Copy each line of the records that contains the word "Calculator".
+ + + +
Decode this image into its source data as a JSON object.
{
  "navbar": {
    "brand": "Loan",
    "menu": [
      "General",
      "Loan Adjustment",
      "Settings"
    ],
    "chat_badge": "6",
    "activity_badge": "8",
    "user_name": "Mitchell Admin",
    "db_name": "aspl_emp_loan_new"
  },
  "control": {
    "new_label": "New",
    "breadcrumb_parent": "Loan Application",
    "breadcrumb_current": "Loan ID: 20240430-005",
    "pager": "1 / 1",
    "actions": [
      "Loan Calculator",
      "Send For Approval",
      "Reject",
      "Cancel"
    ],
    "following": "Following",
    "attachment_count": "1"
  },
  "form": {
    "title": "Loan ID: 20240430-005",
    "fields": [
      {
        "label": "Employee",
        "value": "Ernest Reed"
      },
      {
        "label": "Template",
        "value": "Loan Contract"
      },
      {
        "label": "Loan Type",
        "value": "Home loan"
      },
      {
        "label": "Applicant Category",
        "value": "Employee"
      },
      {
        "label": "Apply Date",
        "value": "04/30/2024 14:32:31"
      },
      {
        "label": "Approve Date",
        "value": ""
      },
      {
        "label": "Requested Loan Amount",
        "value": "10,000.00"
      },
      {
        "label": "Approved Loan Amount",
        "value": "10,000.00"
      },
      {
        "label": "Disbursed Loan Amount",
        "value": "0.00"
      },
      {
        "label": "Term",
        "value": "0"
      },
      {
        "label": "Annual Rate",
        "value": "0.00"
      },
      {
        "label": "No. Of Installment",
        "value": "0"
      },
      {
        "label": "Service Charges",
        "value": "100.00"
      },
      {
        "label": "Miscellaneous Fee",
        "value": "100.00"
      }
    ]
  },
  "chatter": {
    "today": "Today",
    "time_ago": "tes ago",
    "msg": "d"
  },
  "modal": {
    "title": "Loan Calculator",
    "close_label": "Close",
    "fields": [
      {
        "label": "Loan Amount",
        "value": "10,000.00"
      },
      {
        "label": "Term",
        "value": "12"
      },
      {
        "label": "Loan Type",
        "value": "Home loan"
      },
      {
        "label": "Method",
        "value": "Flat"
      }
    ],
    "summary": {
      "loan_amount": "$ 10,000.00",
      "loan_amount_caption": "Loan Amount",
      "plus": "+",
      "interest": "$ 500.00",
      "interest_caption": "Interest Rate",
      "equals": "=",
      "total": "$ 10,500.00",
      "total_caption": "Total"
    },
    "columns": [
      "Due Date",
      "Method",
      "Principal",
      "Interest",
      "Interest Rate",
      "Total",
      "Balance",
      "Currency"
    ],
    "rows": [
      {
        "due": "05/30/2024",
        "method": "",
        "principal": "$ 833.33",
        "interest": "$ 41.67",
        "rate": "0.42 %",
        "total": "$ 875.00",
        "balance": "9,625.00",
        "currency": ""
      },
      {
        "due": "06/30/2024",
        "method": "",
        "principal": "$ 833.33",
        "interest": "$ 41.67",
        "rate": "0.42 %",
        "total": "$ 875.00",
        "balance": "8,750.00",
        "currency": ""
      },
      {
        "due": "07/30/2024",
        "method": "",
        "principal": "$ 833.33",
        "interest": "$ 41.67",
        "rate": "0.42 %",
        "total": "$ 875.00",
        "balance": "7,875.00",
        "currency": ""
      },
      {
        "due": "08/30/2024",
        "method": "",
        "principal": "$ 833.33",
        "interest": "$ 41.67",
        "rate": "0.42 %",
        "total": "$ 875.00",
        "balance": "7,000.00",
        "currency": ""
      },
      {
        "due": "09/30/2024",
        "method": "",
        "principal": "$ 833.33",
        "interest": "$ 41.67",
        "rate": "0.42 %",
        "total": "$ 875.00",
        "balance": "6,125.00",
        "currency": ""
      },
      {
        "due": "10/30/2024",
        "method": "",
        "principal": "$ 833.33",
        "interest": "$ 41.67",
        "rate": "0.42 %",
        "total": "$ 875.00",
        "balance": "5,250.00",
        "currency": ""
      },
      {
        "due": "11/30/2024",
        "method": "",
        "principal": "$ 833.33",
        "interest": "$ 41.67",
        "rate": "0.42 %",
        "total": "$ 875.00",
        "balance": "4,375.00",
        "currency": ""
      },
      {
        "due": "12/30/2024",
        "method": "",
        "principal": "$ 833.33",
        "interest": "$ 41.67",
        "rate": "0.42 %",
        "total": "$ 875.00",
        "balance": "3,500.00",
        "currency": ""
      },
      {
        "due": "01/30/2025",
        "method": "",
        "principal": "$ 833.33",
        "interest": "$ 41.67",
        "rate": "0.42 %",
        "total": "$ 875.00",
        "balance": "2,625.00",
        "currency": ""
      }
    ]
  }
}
+ + + +
Answer to this problem:
      "Loan Calculator",
    "title": "Loan Calculator",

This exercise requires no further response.